* [Extracted data entries]

* * * *

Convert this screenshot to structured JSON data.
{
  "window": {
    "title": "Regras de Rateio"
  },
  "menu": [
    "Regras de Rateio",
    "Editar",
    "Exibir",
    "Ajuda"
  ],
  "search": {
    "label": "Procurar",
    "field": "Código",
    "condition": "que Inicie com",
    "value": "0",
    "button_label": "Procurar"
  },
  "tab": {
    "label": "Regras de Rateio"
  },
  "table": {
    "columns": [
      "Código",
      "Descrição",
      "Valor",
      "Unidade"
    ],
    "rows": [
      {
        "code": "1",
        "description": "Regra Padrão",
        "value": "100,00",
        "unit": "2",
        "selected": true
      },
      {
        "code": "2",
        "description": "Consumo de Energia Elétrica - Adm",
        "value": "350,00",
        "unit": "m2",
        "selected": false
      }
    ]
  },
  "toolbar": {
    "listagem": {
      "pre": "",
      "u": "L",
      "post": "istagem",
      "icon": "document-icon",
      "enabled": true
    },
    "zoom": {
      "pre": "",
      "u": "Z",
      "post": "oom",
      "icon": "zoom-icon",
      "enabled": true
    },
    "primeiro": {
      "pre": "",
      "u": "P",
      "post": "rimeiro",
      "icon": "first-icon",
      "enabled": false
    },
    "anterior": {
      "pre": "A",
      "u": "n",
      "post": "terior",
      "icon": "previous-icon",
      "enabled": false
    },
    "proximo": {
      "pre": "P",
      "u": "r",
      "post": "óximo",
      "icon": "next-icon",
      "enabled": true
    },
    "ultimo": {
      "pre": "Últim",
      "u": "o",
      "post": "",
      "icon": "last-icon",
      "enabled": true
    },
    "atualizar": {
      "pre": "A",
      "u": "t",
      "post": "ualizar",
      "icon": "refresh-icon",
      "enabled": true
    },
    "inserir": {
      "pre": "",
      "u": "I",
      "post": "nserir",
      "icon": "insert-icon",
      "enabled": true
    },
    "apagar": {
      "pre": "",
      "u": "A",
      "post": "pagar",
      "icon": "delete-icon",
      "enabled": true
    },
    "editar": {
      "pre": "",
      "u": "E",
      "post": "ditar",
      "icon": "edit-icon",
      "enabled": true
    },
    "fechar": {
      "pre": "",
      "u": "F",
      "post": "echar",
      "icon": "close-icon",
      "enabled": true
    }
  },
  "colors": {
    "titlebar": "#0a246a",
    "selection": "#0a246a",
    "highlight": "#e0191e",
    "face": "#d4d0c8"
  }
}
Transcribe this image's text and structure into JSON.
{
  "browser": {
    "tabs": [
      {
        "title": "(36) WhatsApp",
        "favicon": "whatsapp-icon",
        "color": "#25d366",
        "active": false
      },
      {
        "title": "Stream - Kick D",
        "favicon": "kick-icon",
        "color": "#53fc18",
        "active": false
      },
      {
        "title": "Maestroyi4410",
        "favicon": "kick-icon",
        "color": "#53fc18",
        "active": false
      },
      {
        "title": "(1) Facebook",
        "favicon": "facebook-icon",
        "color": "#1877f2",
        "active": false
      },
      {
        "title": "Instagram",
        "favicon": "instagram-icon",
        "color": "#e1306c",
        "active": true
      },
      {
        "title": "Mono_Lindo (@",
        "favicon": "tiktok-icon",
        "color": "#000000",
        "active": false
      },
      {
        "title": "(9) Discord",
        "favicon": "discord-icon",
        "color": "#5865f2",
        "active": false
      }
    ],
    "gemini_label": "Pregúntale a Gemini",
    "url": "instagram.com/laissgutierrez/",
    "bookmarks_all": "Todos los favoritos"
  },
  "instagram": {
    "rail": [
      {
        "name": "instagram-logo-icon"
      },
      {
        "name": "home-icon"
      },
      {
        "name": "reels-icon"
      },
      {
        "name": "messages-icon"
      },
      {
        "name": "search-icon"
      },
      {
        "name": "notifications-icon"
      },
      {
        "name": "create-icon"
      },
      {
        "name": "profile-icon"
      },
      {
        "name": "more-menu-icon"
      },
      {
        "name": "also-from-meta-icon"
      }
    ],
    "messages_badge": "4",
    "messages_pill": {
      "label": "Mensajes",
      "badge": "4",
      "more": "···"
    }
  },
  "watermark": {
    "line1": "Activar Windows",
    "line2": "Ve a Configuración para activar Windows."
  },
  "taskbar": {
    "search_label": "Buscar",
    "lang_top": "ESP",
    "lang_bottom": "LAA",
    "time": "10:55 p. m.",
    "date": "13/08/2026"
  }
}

* * * *

* [Goal] Copy all the records above exactly, missing none.

* [Task result]
Convert this screenshot to structured JSON data.
{
  "window": {
    "title": "Regras de Rateio"
  },
  "menu": [
    "Regras de Rateio",
    "Editar",
    "Exibir",
    "Ajuda"
  ],
  "search": {
    "label": "Procurar",
    "field": "Código",
    "condition": "que Inicie com",
    "value": "0",
    "button_label": "Procurar"
  },
  "tab": {
    "label": "Regras de Rateio"
  },
  "table": {
    "columns": [
      "Código",
      "Descrição",
      "Valor",
      "Unidade"
    ],
    "rows": [
      {
        "code": "1",
        "description": "Regra Padrão",
        "value": "100,00",
        "unit": "2",
        "selected": true
      },
      {
        "code": "2",
        "description": "Consumo de Energia Elétrica - Adm",
        "value": "350,00",
        "unit": "m2",
        "selected": false
      }
    ]
  },
  "toolbar": {
    "listagem": {
      "pre": "",
      "u": "L",
      "post": "istagem",
      "icon": "document-icon",
      "enabled": true
    },
    "zoom": {
      "pre": "",
      "u": "Z",
      "post": "oom",
      "icon": "zoom-icon",
      "enabled": true
    },
    "primeiro": {
      "pre": "",
      "u": "P",
      "post": "rimeiro",
      "icon": "first-icon",
      "enabled": false
    },
    "anterior": {
      "pre": "A",
      "u": "n",
      "post": "terior",
      "icon": "previous-icon",
      "enabled": false
    },
    "proximo": {
      "pre": "P",
      "u": "r",
      "post": "óximo",
      "icon": "next-icon",
      "enabled": true
    },
    "ultimo": {
      "pre": "Últim",
      "u": "o",
      "post": "",
      "icon": "last-icon",
      "enabled": true
    },
    "atualizar": {
      "pre": "A",
      "u": "t",
      "post": "ualizar",
      "icon": "refresh-icon",
      "enabled": true
    },
    "inserir": {
      "pre": "",
      "u": "I",
      "post": "nserir",
      "icon": "insert-icon",
      "enabled": true
    },
    "apagar": {
      "pre": "",
      "u": "A",
      "post": "pagar",
      "icon": "delete-icon",
      "enabled": true
    },
    "editar": {
      "pre": "",
      "u": "E",
      "post": "ditar",
      "icon": "edit-icon",
      "enabled": true
    },
    "fechar": {
      "pre": "",
      "u": "F",
      "post": "echar",
      "icon": "close-icon",
      "enabled": true
    }
  },
  "colors": {
    "titlebar": "#0a246a",
    "selection": "#0a246a",
    "highlight": "#e0191e",
    "face": "#d4d0c8"
  }
}
Transcribe this image's text and structure into JSON.
{
  "browser": {
    "tabs": [
      {
        "title": "(36) WhatsApp",
        "favicon": "whatsapp-icon",
        "color": "#25d366",
        "active": false
      },
      {
        "title": "Stream - Kick D",
        "favicon": "kick-icon",
        "color": "#53fc18",
        "active": false
      },
      {
        "title": "Maestroyi4410",
        "favicon": "kick-icon",
        "color": "#53fc18",
        "active": false
      },
      {
        "title": "(1) Facebook",
        "favicon": "facebook-icon",
        "color": "#1877f2",
        "active": false
      },
      {
        "title": "Instagram",
        "favicon": "instagram-icon",
        "color": "#e1306c",
        "active": true
      },
      {
        "title": "Mono_Lindo (@",
        "favicon": "tiktok-icon",
        "color": "#000000",
        "active": false
      },
      {
        "title": "(9) Discord",
        "favicon": "discord-icon",
        "color": "#5865f2",
        "active": false
      }
    ],
    "gemini_label": "Pregúntale a Gemini",
    "url": "instagram.com/laissgutierrez/",
    "bookmarks_all": "Todos los favoritos"
  },
  "instagram": {
    "rail": [
      {
        "name": "instagram-logo-icon"
      },
      {
        "name": "home-icon"
      },
      {
        "name": "reels-icon"
      },
      {
        "name": "messages-icon"
      },
      {
        "name": "search-icon"
      },
      {
        "name": "notifications-icon"
      },
      {
        "name": "create-icon"
      },
      {
        "name": "profile-icon"
      },
      {
        "name": "more-menu-icon"
      },
      {
        "name": "also-from-meta-icon"
      }
    ],
    "messages_badge": "4",
    "messages_pill": {
      "label": "Mensajes",
      "badge": "4",
      "more": "···"
    }
  },
  "watermark": {
    "line1": "Activar Windows",
    "line2": "Ve a Configuración para activar Windows."
  },
  "taskbar": {
    "search_label": "Buscar",
    "lang_top": "ESP",
    "lang_bottom": "LAA",
    "time": "10:55 p. m.",
    "date": "13/08/2026"
  }
}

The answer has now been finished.